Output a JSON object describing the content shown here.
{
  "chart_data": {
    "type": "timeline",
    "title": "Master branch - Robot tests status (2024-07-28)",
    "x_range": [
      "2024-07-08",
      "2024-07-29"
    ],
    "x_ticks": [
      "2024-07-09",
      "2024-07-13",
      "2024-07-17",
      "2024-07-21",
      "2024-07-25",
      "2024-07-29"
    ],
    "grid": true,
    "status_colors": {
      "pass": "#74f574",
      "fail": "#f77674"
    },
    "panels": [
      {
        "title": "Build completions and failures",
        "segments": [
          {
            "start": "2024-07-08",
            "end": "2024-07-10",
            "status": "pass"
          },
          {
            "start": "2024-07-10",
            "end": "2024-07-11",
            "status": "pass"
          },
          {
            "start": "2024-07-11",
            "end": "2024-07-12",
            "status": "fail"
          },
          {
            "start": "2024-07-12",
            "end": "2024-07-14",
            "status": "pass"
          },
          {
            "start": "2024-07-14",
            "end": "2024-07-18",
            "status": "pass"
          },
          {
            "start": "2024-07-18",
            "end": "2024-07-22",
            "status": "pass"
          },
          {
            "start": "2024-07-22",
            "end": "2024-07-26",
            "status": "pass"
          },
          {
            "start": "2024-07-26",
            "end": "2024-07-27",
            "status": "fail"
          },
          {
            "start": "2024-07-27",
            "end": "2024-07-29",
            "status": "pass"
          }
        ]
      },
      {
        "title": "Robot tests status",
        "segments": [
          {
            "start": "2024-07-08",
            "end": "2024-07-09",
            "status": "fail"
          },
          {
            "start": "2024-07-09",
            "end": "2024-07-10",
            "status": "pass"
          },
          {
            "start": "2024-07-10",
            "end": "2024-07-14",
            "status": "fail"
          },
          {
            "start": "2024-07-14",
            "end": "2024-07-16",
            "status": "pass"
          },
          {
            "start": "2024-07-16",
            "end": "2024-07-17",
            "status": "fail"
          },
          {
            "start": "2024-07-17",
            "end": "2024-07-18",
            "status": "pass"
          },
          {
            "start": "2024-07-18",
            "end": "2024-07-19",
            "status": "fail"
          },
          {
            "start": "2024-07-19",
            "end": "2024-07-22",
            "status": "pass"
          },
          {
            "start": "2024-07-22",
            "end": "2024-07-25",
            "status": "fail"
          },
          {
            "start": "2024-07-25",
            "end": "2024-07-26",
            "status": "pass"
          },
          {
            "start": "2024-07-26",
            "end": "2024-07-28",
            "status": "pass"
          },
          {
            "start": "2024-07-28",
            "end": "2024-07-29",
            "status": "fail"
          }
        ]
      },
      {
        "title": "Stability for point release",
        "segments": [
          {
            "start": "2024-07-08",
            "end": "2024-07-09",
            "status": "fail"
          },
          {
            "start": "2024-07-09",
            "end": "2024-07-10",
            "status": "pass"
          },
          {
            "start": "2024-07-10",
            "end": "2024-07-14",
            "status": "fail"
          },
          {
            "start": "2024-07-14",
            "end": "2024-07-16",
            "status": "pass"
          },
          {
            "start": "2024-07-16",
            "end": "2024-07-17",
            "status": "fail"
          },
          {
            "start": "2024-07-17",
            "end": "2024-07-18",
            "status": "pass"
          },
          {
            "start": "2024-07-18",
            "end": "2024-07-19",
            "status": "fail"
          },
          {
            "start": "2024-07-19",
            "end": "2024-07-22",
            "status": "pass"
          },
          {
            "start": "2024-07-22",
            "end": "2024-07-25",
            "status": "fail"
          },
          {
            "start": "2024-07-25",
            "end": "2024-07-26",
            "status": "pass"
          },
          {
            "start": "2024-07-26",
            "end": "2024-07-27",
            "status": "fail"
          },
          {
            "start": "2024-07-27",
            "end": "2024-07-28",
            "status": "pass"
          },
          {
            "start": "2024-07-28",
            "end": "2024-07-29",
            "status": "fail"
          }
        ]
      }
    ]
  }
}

▸ **WHAT IS BEING ASKED**: Copy out each line of the data containing the string "tests".

▸ **RESULT OF THIS TASK**:
    "title": "Master branch - Robot tests status (2024-07-28)",
        "title": "Robot tests status",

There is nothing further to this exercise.